DIRECTIONS FOR THIS TASK> Search the data below for "Hist"; list each line that holds it.

RECORDS SUPPLIED>
== == ==
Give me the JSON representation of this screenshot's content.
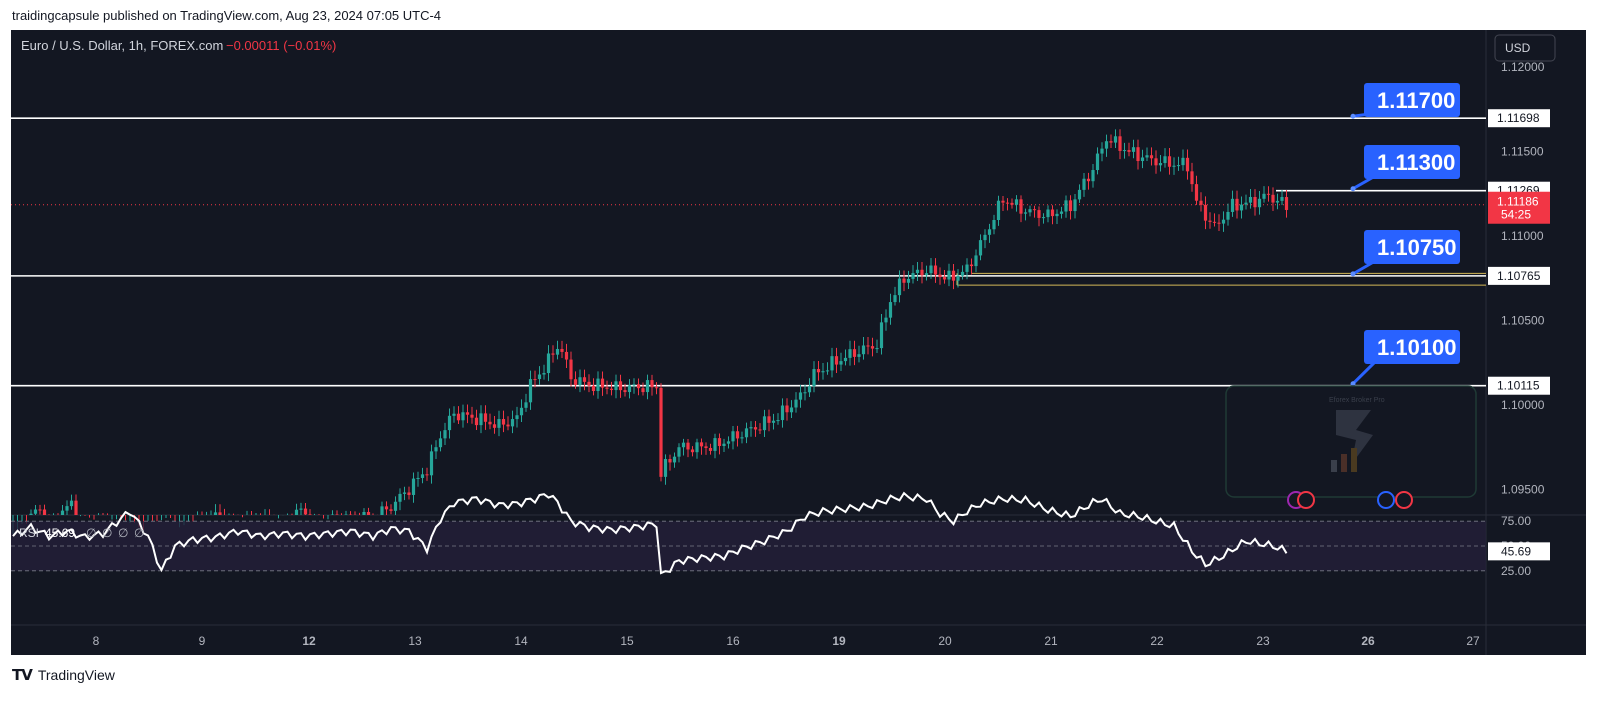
{
  "header": {
    "published_text": "traidingcapsule published on TradingView.com, Aug 23, 2024 07:05 UTC-4"
  },
  "legend": {
    "symbol": "Euro / U.S. Dollar, 1h, FOREX.com",
    "change": "−0.00011 (−0.01%)"
  },
  "currency_button": "USD",
  "price_axis": {
    "ticks": [
      "1.12000",
      "1.11500",
      "1.11000",
      "1.10500",
      "1.10000",
      "1.09500"
    ],
    "labels": [
      {
        "text": "1.11698",
        "price": 1.11698,
        "kind": "line"
      },
      {
        "text": "1.11269",
        "price": 1.11269,
        "kind": "line"
      },
      {
        "text": "1.10765",
        "price": 1.10765,
        "kind": "line"
      },
      {
        "text": "1.10115",
        "price": 1.10115,
        "kind": "line"
      }
    ],
    "current": {
      "price_text": "1.11186",
      "timer_text": "54:25",
      "price": 1.11186
    }
  },
  "callouts": [
    {
      "text": "1.11700",
      "level": 1.11698
    },
    {
      "text": "1.11300",
      "level": 1.11269
    },
    {
      "text": "1.10750",
      "level": 1.10765
    },
    {
      "text": "1.10100",
      "level": 1.10115
    }
  ],
  "time_axis": [
    "8",
    "9",
    "12",
    "13",
    "14",
    "15",
    "16",
    "19",
    "20",
    "21",
    "22",
    "23",
    "26",
    "27"
  ],
  "rsi": {
    "label": "RSI",
    "value": "45.69",
    "placeholders": [
      "∅",
      "∅",
      "∅",
      "∅"
    ],
    "axis_labels": [
      "75.00",
      "50.00",
      "25.00"
    ],
    "current_label": "45.69"
  },
  "watermark": {
    "text": "Eforex Broker Pro"
  },
  "colors": {
    "background": "#131722",
    "up": "#26a69a",
    "down": "#f23645",
    "callout": "#2962ff",
    "level_line": "#ffffff",
    "rsi_line": "#ffffff",
    "zone": "#d4b857"
  },
  "chart_data": {
    "type": "candlestick",
    "title": "Euro / U.S. Dollar, 1h, FOREX.com",
    "ylim": [
      1.0935,
      1.1222
    ],
    "close_path": [
      [
        0,
        1.092
      ],
      [
        6,
        1.094
      ],
      [
        8,
        1.0928
      ],
      [
        13,
        1.0942
      ],
      [
        15,
        1.0928
      ],
      [
        20,
        1.093
      ],
      [
        28,
        1.0921
      ],
      [
        33,
        1.0928
      ],
      [
        37,
        1.0921
      ],
      [
        44,
        1.0935
      ],
      [
        50,
        1.0928
      ],
      [
        54,
        1.0932
      ],
      [
        60,
        1.0929
      ],
      [
        64,
        1.0938
      ],
      [
        67,
        1.0929
      ],
      [
        73,
        1.0934
      ],
      [
        80,
        1.0933
      ],
      [
        84,
        1.094
      ],
      [
        87,
        1.0948
      ],
      [
        92,
        1.0962
      ],
      [
        95,
        1.0982
      ],
      [
        98,
        1.0995
      ],
      [
        103,
        1.0992
      ],
      [
        108,
        1.0988
      ],
      [
        112,
        1.0992
      ],
      [
        115,
        1.1012
      ],
      [
        118,
        1.1022
      ],
      [
        121,
        1.1035
      ],
      [
        122,
        1.1032
      ],
      [
        124,
        1.1016
      ],
      [
        128,
        1.1012
      ],
      [
        135,
        1.101
      ],
      [
        140,
        1.1011
      ],
      [
        143,
        1.1011
      ],
      [
        144,
        1.096
      ],
      [
        148,
        1.0975
      ],
      [
        152,
        1.0975
      ],
      [
        156,
        1.0976
      ],
      [
        161,
        1.0982
      ],
      [
        166,
        1.0988
      ],
      [
        170,
        1.0993
      ],
      [
        175,
        1.1005
      ],
      [
        178,
        1.1018
      ],
      [
        183,
        1.1026
      ],
      [
        188,
        1.1032
      ],
      [
        192,
        1.1036
      ],
      [
        195,
        1.1062
      ],
      [
        198,
        1.1075
      ],
      [
        203,
        1.108
      ],
      [
        208,
        1.1075
      ],
      [
        212,
        1.108
      ],
      [
        215,
        1.1095
      ],
      [
        220,
        1.1122
      ],
      [
        225,
        1.1115
      ],
      [
        230,
        1.1112
      ],
      [
        235,
        1.1118
      ],
      [
        240,
        1.114
      ],
      [
        243,
        1.1158
      ],
      [
        248,
        1.115
      ],
      [
        253,
        1.1145
      ],
      [
        257,
        1.1143
      ],
      [
        261,
        1.1142
      ],
      [
        263,
        1.112
      ],
      [
        267,
        1.1105
      ],
      [
        271,
        1.1118
      ],
      [
        275,
        1.112
      ],
      [
        279,
        1.1124
      ],
      [
        283,
        1.1118
      ]
    ],
    "rsi_path": [
      [
        0,
        58
      ],
      [
        4,
        65
      ],
      [
        8,
        58
      ],
      [
        12,
        62
      ],
      [
        16,
        57
      ],
      [
        20,
        60
      ],
      [
        26,
        78
      ],
      [
        30,
        58
      ],
      [
        33,
        30
      ],
      [
        36,
        50
      ],
      [
        40,
        55
      ],
      [
        45,
        57
      ],
      [
        50,
        62
      ],
      [
        55,
        58
      ],
      [
        60,
        60
      ],
      [
        65,
        58
      ],
      [
        70,
        60
      ],
      [
        75,
        62
      ],
      [
        80,
        58
      ],
      [
        84,
        64
      ],
      [
        88,
        62
      ],
      [
        92,
        48
      ],
      [
        95,
        72
      ],
      [
        98,
        85
      ],
      [
        103,
        88
      ],
      [
        108,
        83
      ],
      [
        112,
        84
      ],
      [
        116,
        88
      ],
      [
        119,
        92
      ],
      [
        121,
        85
      ],
      [
        124,
        70
      ],
      [
        128,
        65
      ],
      [
        133,
        63
      ],
      [
        138,
        65
      ],
      [
        143,
        68
      ],
      [
        144,
        26
      ],
      [
        148,
        38
      ],
      [
        152,
        40
      ],
      [
        158,
        42
      ],
      [
        162,
        48
      ],
      [
        167,
        54
      ],
      [
        172,
        62
      ],
      [
        176,
        74
      ],
      [
        180,
        78
      ],
      [
        185,
        80
      ],
      [
        190,
        82
      ],
      [
        195,
        88
      ],
      [
        198,
        90
      ],
      [
        203,
        88
      ],
      [
        206,
        76
      ],
      [
        209,
        70
      ],
      [
        212,
        78
      ],
      [
        215,
        84
      ],
      [
        220,
        88
      ],
      [
        225,
        87
      ],
      [
        230,
        79
      ],
      [
        235,
        74
      ],
      [
        240,
        85
      ],
      [
        242,
        88
      ],
      [
        246,
        76
      ],
      [
        250,
        74
      ],
      [
        254,
        70
      ],
      [
        258,
        66
      ],
      [
        262,
        46
      ],
      [
        265,
        35
      ],
      [
        268,
        40
      ],
      [
        271,
        47
      ],
      [
        274,
        54
      ],
      [
        277,
        52
      ],
      [
        280,
        50
      ],
      [
        283,
        45.69
      ]
    ]
  }
}
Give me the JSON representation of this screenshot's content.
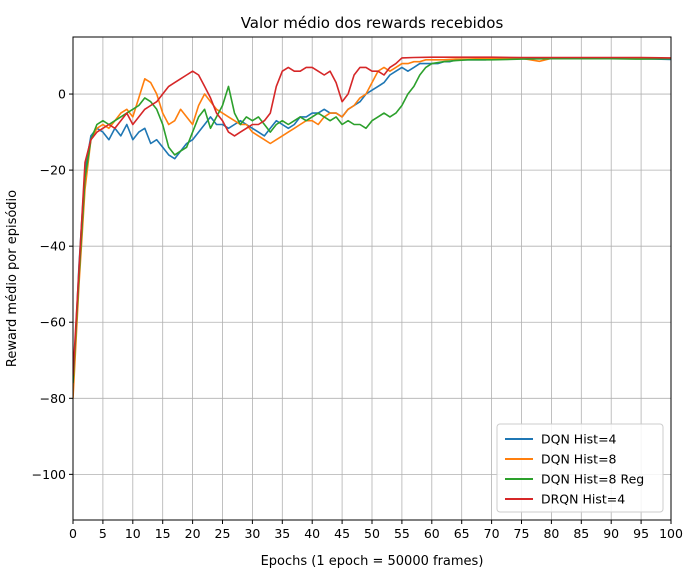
{
  "chart_data": {
    "type": "line",
    "title": "Valor médio dos rewards recebidos",
    "xlabel": "Epochs (1 epoch = 50000 frames)",
    "ylabel": "Reward médio por episódio",
    "xlim": [
      0,
      100
    ],
    "ylim": [
      -112,
      15
    ],
    "x_ticks": [
      0,
      5,
      10,
      15,
      20,
      25,
      30,
      35,
      40,
      45,
      50,
      55,
      60,
      65,
      70,
      75,
      80,
      85,
      90,
      95,
      100
    ],
    "x_tick_labels": [
      "0",
      "5",
      "10",
      "15",
      "20",
      "25",
      "30",
      "35",
      "40",
      "45",
      "50",
      "55",
      "60",
      "65",
      "70",
      "75",
      "80",
      "85",
      "90",
      "95",
      "100"
    ],
    "y_ticks": [
      -100,
      -80,
      -60,
      -40,
      -20,
      0
    ],
    "y_tick_labels": [
      "−100",
      "−80",
      "−60",
      "−40",
      "−20",
      "0"
    ],
    "grid": true,
    "legend_position": "bottom-right",
    "series": [
      {
        "name": "DQN Hist=4",
        "color": "#1f77b4",
        "points": [
          [
            0,
            -78
          ],
          [
            1,
            -45
          ],
          [
            2,
            -20
          ],
          [
            3,
            -11
          ],
          [
            4,
            -9
          ],
          [
            5,
            -10
          ],
          [
            6,
            -12
          ],
          [
            7,
            -9
          ],
          [
            8,
            -11
          ],
          [
            9,
            -8
          ],
          [
            10,
            -12
          ],
          [
            11,
            -10
          ],
          [
            12,
            -9
          ],
          [
            13,
            -13
          ],
          [
            14,
            -12
          ],
          [
            15,
            -14
          ],
          [
            16,
            -16
          ],
          [
            17,
            -17
          ],
          [
            18,
            -15
          ],
          [
            19,
            -13
          ],
          [
            20,
            -12
          ],
          [
            21,
            -10
          ],
          [
            22,
            -8
          ],
          [
            23,
            -6
          ],
          [
            24,
            -8
          ],
          [
            25,
            -8
          ],
          [
            26,
            -9
          ],
          [
            27,
            -8
          ],
          [
            28,
            -7
          ],
          [
            29,
            -8
          ],
          [
            30,
            -9
          ],
          [
            31,
            -10
          ],
          [
            32,
            -11
          ],
          [
            33,
            -9
          ],
          [
            34,
            -7
          ],
          [
            35,
            -8
          ],
          [
            36,
            -9
          ],
          [
            37,
            -8
          ],
          [
            38,
            -6
          ],
          [
            39,
            -6
          ],
          [
            40,
            -5
          ],
          [
            41,
            -5
          ],
          [
            42,
            -4
          ],
          [
            43,
            -5
          ],
          [
            44,
            -5
          ],
          [
            45,
            -6
          ],
          [
            46,
            -4
          ],
          [
            47,
            -3
          ],
          [
            48,
            -2
          ],
          [
            49,
            0
          ],
          [
            50,
            1
          ],
          [
            51,
            2
          ],
          [
            52,
            3
          ],
          [
            53,
            5
          ],
          [
            54,
            6
          ],
          [
            55,
            7
          ],
          [
            56,
            6
          ],
          [
            57,
            7
          ],
          [
            58,
            8
          ],
          [
            59,
            8
          ],
          [
            60,
            8
          ],
          [
            61,
            8
          ],
          [
            62,
            8.5
          ],
          [
            63,
            8.5
          ],
          [
            64,
            9
          ],
          [
            65,
            9
          ],
          [
            66,
            9
          ],
          [
            67,
            9
          ],
          [
            68,
            9
          ],
          [
            69,
            9
          ],
          [
            70,
            9.2
          ],
          [
            75,
            9.3
          ],
          [
            80,
            9.4
          ],
          [
            85,
            9.4
          ],
          [
            90,
            9.4
          ],
          [
            95,
            9.3
          ],
          [
            100,
            9.1
          ]
        ]
      },
      {
        "name": "DQN Hist=8",
        "color": "#ff7f0e",
        "points": [
          [
            0,
            -80
          ],
          [
            1,
            -50
          ],
          [
            2,
            -25
          ],
          [
            3,
            -12
          ],
          [
            4,
            -9
          ],
          [
            5,
            -8
          ],
          [
            6,
            -9
          ],
          [
            7,
            -7
          ],
          [
            8,
            -5
          ],
          [
            9,
            -4
          ],
          [
            10,
            -6
          ],
          [
            11,
            -1
          ],
          [
            12,
            4
          ],
          [
            13,
            3
          ],
          [
            14,
            0
          ],
          [
            15,
            -5
          ],
          [
            16,
            -8
          ],
          [
            17,
            -7
          ],
          [
            18,
            -4
          ],
          [
            19,
            -6
          ],
          [
            20,
            -8
          ],
          [
            21,
            -3
          ],
          [
            22,
            0
          ],
          [
            23,
            -2
          ],
          [
            24,
            -4
          ],
          [
            25,
            -5
          ],
          [
            26,
            -6
          ],
          [
            27,
            -7
          ],
          [
            28,
            -8
          ],
          [
            29,
            -8
          ],
          [
            30,
            -10
          ],
          [
            31,
            -11
          ],
          [
            32,
            -12
          ],
          [
            33,
            -13
          ],
          [
            34,
            -12
          ],
          [
            35,
            -11
          ],
          [
            36,
            -10
          ],
          [
            37,
            -9
          ],
          [
            38,
            -8
          ],
          [
            39,
            -7
          ],
          [
            40,
            -7
          ],
          [
            41,
            -8
          ],
          [
            42,
            -6
          ],
          [
            43,
            -5
          ],
          [
            44,
            -5
          ],
          [
            45,
            -6
          ],
          [
            46,
            -4
          ],
          [
            47,
            -3
          ],
          [
            48,
            -1
          ],
          [
            49,
            0
          ],
          [
            50,
            3
          ],
          [
            51,
            6
          ],
          [
            52,
            7
          ],
          [
            53,
            6
          ],
          [
            54,
            7
          ],
          [
            55,
            8
          ],
          [
            56,
            8
          ],
          [
            57,
            8.5
          ],
          [
            58,
            8.5
          ],
          [
            59,
            9
          ],
          [
            60,
            9
          ],
          [
            62,
            9
          ],
          [
            64,
            9.2
          ],
          [
            66,
            9.2
          ],
          [
            68,
            9.3
          ],
          [
            70,
            9.3
          ],
          [
            75,
            9.4
          ],
          [
            78,
            8.6
          ],
          [
            80,
            9.4
          ],
          [
            85,
            9.5
          ],
          [
            90,
            9.3
          ],
          [
            95,
            9.4
          ],
          [
            100,
            9.3
          ]
        ]
      },
      {
        "name": "DQN Hist=8 Reg",
        "color": "#2ca02c",
        "points": [
          [
            0,
            -76
          ],
          [
            1,
            -48
          ],
          [
            2,
            -22
          ],
          [
            3,
            -12
          ],
          [
            4,
            -8
          ],
          [
            5,
            -7
          ],
          [
            6,
            -8
          ],
          [
            7,
            -7
          ],
          [
            8,
            -6
          ],
          [
            9,
            -5
          ],
          [
            10,
            -4
          ],
          [
            11,
            -3
          ],
          [
            12,
            -1
          ],
          [
            13,
            -2
          ],
          [
            14,
            -4
          ],
          [
            15,
            -8
          ],
          [
            16,
            -14
          ],
          [
            17,
            -16
          ],
          [
            18,
            -15
          ],
          [
            19,
            -14
          ],
          [
            20,
            -10
          ],
          [
            21,
            -6
          ],
          [
            22,
            -4
          ],
          [
            23,
            -9
          ],
          [
            24,
            -6
          ],
          [
            25,
            -3
          ],
          [
            26,
            2
          ],
          [
            27,
            -5
          ],
          [
            28,
            -8
          ],
          [
            29,
            -6
          ],
          [
            30,
            -7
          ],
          [
            31,
            -6
          ],
          [
            32,
            -8
          ],
          [
            33,
            -10
          ],
          [
            34,
            -8
          ],
          [
            35,
            -7
          ],
          [
            36,
            -8
          ],
          [
            37,
            -7
          ],
          [
            38,
            -6
          ],
          [
            39,
            -7
          ],
          [
            40,
            -6
          ],
          [
            41,
            -5
          ],
          [
            42,
            -6
          ],
          [
            43,
            -7
          ],
          [
            44,
            -6
          ],
          [
            45,
            -8
          ],
          [
            46,
            -7
          ],
          [
            47,
            -8
          ],
          [
            48,
            -8
          ],
          [
            49,
            -9
          ],
          [
            50,
            -7
          ],
          [
            51,
            -6
          ],
          [
            52,
            -5
          ],
          [
            53,
            -6
          ],
          [
            54,
            -5
          ],
          [
            55,
            -3
          ],
          [
            56,
            0
          ],
          [
            57,
            2
          ],
          [
            58,
            5
          ],
          [
            59,
            7
          ],
          [
            60,
            8
          ],
          [
            62,
            8.5
          ],
          [
            64,
            8.8
          ],
          [
            66,
            9
          ],
          [
            68,
            9
          ],
          [
            70,
            9
          ],
          [
            75,
            9.2
          ],
          [
            80,
            9.3
          ],
          [
            85,
            9.3
          ],
          [
            90,
            9.3
          ],
          [
            95,
            9.2
          ],
          [
            100,
            9.3
          ]
        ]
      },
      {
        "name": "DRQN Hist=4",
        "color": "#d62728",
        "points": [
          [
            0,
            -74
          ],
          [
            1,
            -46
          ],
          [
            2,
            -18
          ],
          [
            3,
            -12
          ],
          [
            4,
            -10
          ],
          [
            5,
            -9
          ],
          [
            6,
            -8
          ],
          [
            7,
            -9
          ],
          [
            8,
            -7
          ],
          [
            9,
            -5
          ],
          [
            10,
            -8
          ],
          [
            11,
            -6
          ],
          [
            12,
            -4
          ],
          [
            13,
            -3
          ],
          [
            14,
            -2
          ],
          [
            15,
            0
          ],
          [
            16,
            2
          ],
          [
            17,
            3
          ],
          [
            18,
            4
          ],
          [
            19,
            5
          ],
          [
            20,
            6
          ],
          [
            21,
            5
          ],
          [
            22,
            2
          ],
          [
            23,
            -1
          ],
          [
            24,
            -5
          ],
          [
            25,
            -7
          ],
          [
            26,
            -10
          ],
          [
            27,
            -11
          ],
          [
            28,
            -10
          ],
          [
            29,
            -9
          ],
          [
            30,
            -8
          ],
          [
            31,
            -8
          ],
          [
            32,
            -7
          ],
          [
            33,
            -5
          ],
          [
            34,
            2
          ],
          [
            35,
            6
          ],
          [
            36,
            7
          ],
          [
            37,
            6
          ],
          [
            38,
            6
          ],
          [
            39,
            7
          ],
          [
            40,
            7
          ],
          [
            41,
            6
          ],
          [
            42,
            5
          ],
          [
            43,
            6
          ],
          [
            44,
            3
          ],
          [
            45,
            -2
          ],
          [
            46,
            0
          ],
          [
            47,
            5
          ],
          [
            48,
            7
          ],
          [
            49,
            7
          ],
          [
            50,
            6
          ],
          [
            51,
            6
          ],
          [
            52,
            5
          ],
          [
            53,
            7
          ],
          [
            54,
            8
          ],
          [
            55,
            9.5
          ],
          [
            57,
            9.6
          ],
          [
            60,
            9.7
          ],
          [
            65,
            9.7
          ],
          [
            70,
            9.7
          ],
          [
            75,
            9.6
          ],
          [
            80,
            9.6
          ],
          [
            85,
            9.6
          ],
          [
            90,
            9.6
          ],
          [
            95,
            9.6
          ],
          [
            100,
            9.5
          ]
        ]
      }
    ]
  }
}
== == ==
EXERCISE OUTPUT>
        "name": "DQN Hist=4",
        "name": "DQN Hist=8",
        "name": "DQN Hist=8 Reg",
        "name": "DRQN Hist=4",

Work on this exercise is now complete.